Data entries
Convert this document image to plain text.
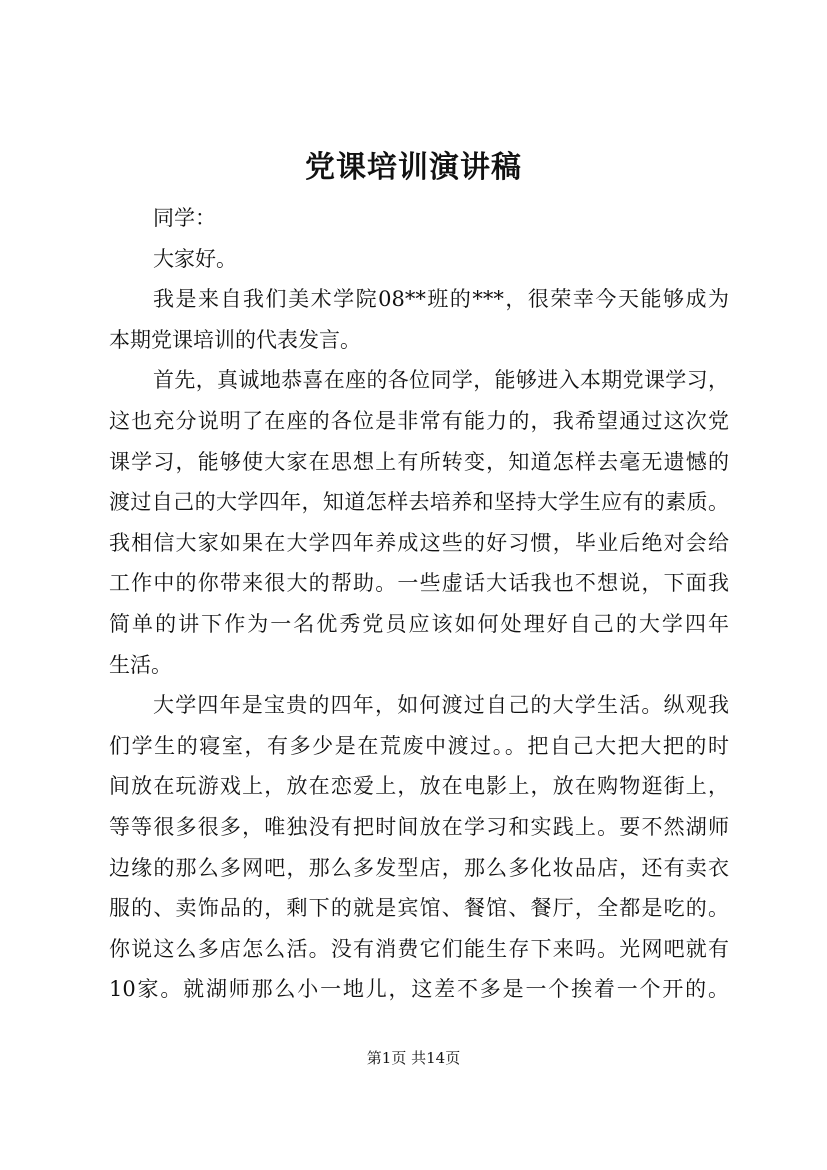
党课培训演讲稿

同学：

大家好。

我是来自我们美术学院08**班的***，很荣幸今天能够成为

本期党课培训的代表发言。

首先，真诚地恭喜在座的各位同学，能够进入本期党课学习，

这也充分说明了在座的各位是非常有能力的，我希望通过这次党

课学习，能够使大家在思想上有所转变，知道怎样去毫无遗憾的

渡过自己的大学四年，知道怎样去培养和坚持大学生应有的素质。

我相信大家如果在大学四年养成这些的好习惯，毕业后绝对会给

工作中的你带来很大的帮助。一些虚话大话我也不想说，下面我

简单的讲下作为一名优秀党员应该如何处理好自己的大学四年

生活。

大学四年是宝贵的四年，如何渡过自己的大学生活。纵观我

们学生的寝室，有多少是在荒废中渡过。。把自己大把大把的时

间放在玩游戏上，放在恋爱上，放在电影上，放在购物逛街上，

等等很多很多，唯独没有把时间放在学习和实践上。要不然湖师

边缘的那么多网吧，那么多发型店，那么多化妆品店，还有卖衣

服的、卖饰品的，剩下的就是宾馆、餐馆、餐厅，全都是吃的。

你说这么多店怎么活。没有消费它们能生存下来吗。光网吧就有

10家。就湖师那么小一地儿，这差不多是一个挨着一个开的。

第1页 共14页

[Aim of the task]:
Reproduce the whole listing word for word, setting aside any pictures.

[Complete answer]:
Convert this document image to plain text.
党课培训演讲稿

同学：

大家好。

我是来自我们美术学院08**班的***，很荣幸今天能够成为

本期党课培训的代表发言。

首先，真诚地恭喜在座的各位同学，能够进入本期党课学习，

这也充分说明了在座的各位是非常有能力的，我希望通过这次党

课学习，能够使大家在思想上有所转变，知道怎样去毫无遗憾的

渡过自己的大学四年，知道怎样去培养和坚持大学生应有的素质。

我相信大家如果在大学四年养成这些的好习惯，毕业后绝对会给

工作中的你带来很大的帮助。一些虚话大话我也不想说，下面我

简单的讲下作为一名优秀党员应该如何处理好自己的大学四年

生活。

大学四年是宝贵的四年，如何渡过自己的大学生活。纵观我

们学生的寝室，有多少是在荒废中渡过。。把自己大把大把的时

间放在玩游戏上，放在恋爱上，放在电影上，放在购物逛街上，

等等很多很多，唯独没有把时间放在学习和实践上。要不然湖师

边缘的那么多网吧，那么多发型店，那么多化妆品店，还有卖衣

服的、卖饰品的，剩下的就是宾馆、餐馆、餐厅，全都是吃的。

你说这么多店怎么活。没有消费它们能生存下来吗。光网吧就有

10家。就湖师那么小一地儿，这差不多是一个挨着一个开的。

第1页 共14页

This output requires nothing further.